= What is required =
Give back every item below character for character, with no line altered or left out.

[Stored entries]
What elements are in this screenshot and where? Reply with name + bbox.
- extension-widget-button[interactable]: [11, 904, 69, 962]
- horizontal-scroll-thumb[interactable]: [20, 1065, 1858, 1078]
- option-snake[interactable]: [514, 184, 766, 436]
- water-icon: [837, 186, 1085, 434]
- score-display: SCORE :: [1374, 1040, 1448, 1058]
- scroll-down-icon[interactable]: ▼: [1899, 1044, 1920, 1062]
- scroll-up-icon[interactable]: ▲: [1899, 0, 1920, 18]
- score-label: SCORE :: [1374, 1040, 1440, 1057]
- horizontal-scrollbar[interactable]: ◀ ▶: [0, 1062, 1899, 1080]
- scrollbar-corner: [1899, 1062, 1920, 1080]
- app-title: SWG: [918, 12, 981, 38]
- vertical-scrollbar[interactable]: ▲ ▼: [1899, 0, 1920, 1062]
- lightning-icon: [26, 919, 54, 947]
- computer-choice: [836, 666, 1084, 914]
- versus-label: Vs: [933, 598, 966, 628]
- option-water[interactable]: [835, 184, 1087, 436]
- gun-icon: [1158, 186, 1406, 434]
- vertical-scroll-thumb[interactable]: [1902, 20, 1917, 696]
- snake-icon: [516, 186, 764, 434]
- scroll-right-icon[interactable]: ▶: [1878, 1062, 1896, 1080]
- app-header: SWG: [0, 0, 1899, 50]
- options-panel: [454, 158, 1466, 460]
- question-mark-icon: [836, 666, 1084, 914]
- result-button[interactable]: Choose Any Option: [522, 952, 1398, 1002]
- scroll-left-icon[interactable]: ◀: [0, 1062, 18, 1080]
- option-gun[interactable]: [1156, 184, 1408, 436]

= Result for this task =
What elements are in this screenshot and where? Reply with name + bbox.
- extension-widget-button[interactable]: [11, 904, 69, 962]
- horizontal-scroll-thumb[interactable]: [20, 1065, 1858, 1078]
- option-snake[interactable]: [514, 184, 766, 436]
- water-icon: [837, 186, 1085, 434]
- score-display: SCORE :: [1374, 1040, 1448, 1058]
- scroll-down-icon[interactable]: ▼: [1899, 1044, 1920, 1062]
- scroll-up-icon[interactable]: ▲: [1899, 0, 1920, 18]
- score-label: SCORE :: [1374, 1040, 1440, 1057]
- horizontal-scrollbar[interactable]: ◀ ▶: [0, 1062, 1899, 1080]
- scrollbar-corner: [1899, 1062, 1920, 1080]
- app-title: SWG: [918, 12, 981, 38]
- vertical-scrollbar[interactable]: ▲ ▼: [1899, 0, 1920, 1062]
- lightning-icon: [26, 919, 54, 947]
- computer-choice: [836, 666, 1084, 914]
- versus-label: Vs: [933, 598, 966, 628]
- option-water[interactable]: [835, 184, 1087, 436]
- gun-icon: [1158, 186, 1406, 434]
- vertical-scroll-thumb[interactable]: [1902, 20, 1917, 696]
- snake-icon: [516, 186, 764, 434]
- scroll-right-icon[interactable]: ▶: [1878, 1062, 1896, 1080]
- app-header: SWG: [0, 0, 1899, 50]
- options-panel: [454, 158, 1466, 460]
- question-mark-icon: [836, 666, 1084, 914]
- result-button[interactable]: Choose Any Option: [522, 952, 1398, 1002]
- scroll-left-icon[interactable]: ◀: [0, 1062, 18, 1080]
- option-gun[interactable]: [1156, 184, 1408, 436]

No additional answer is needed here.